_WORK INSTRUCTIONS_:
Repeat exactly the lines of the listing from the line containing "Decode this image" through its last line, and nothing beyond them.

_SUPPLIED RECORDS_:
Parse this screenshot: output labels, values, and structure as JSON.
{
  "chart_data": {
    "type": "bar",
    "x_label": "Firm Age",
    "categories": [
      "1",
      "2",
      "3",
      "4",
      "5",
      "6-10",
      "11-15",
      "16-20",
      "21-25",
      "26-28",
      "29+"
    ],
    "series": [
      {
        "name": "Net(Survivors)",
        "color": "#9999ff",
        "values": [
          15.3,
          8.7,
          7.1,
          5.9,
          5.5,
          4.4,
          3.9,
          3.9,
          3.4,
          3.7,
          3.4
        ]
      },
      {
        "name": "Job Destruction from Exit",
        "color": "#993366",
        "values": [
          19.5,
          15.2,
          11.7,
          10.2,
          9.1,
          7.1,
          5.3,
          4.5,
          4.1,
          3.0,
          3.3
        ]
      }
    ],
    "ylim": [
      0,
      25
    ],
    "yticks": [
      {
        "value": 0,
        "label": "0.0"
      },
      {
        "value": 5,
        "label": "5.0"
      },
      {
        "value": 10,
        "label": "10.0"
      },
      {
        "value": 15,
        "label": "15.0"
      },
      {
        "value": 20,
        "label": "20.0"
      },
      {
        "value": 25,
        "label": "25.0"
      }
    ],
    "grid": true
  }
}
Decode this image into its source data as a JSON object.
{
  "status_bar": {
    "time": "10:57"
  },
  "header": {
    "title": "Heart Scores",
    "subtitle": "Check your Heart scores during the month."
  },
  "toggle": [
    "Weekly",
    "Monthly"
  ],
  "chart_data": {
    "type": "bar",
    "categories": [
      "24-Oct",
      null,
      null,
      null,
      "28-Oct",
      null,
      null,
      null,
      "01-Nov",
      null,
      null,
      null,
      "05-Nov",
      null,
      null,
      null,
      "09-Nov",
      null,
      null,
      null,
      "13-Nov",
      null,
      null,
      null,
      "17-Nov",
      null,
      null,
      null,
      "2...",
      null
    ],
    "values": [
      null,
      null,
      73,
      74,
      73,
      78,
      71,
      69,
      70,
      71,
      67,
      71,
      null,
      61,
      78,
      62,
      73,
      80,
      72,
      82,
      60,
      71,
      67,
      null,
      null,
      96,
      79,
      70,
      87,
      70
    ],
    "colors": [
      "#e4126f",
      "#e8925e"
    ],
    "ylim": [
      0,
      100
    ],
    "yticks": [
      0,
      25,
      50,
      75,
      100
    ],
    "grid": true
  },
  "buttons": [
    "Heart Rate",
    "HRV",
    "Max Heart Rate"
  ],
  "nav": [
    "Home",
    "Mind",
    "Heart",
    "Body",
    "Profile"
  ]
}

_COMPLETE ANSWER_:
Decode this image into its source data as a JSON object.
{
  "status_bar": {
    "time": "10:57"
  },
  "header": {
    "title": "Heart Scores",
    "subtitle": "Check your Heart scores during the month."
  },
  "toggle": [
    "Weekly",
    "Monthly"
  ],
  "chart_data": {
    "type": "bar",
    "categories": [
      "24-Oct",
      null,
      null,
      null,
      "28-Oct",
      null,
      null,
      null,
      "01-Nov",
      null,
      null,
      null,
      "05-Nov",
      null,
      null,
      null,
      "09-Nov",
      null,
      null,
      null,
      "13-Nov",
      null,
      null,
      null,
      "17-Nov",
      null,
      null,
      null,
      "2...",
      null
    ],
    "values": [
      null,
      null,
      73,
      74,
      73,
      78,
      71,
      69,
      70,
      71,
      67,
      71,
      null,
      61,
      78,
      62,
      73,
      80,
      72,
      82,
      60,
      71,
      67,
      null,
      null,
      96,
      79,
      70,
      87,
      70
    ],
    "colors": [
      "#e4126f",
      "#e8925e"
    ],
    "ylim": [
      0,
      100
    ],
    "yticks": [
      0,
      25,
      50,
      75,
      100
    ],
    "grid": true
  },
  "buttons": [
    "Heart Rate",
    "HRV",
    "Max Heart Rate"
  ],
  "nav": [
    "Home",
    "Mind",
    "Heart",
    "Body",
    "Profile"
  ]
}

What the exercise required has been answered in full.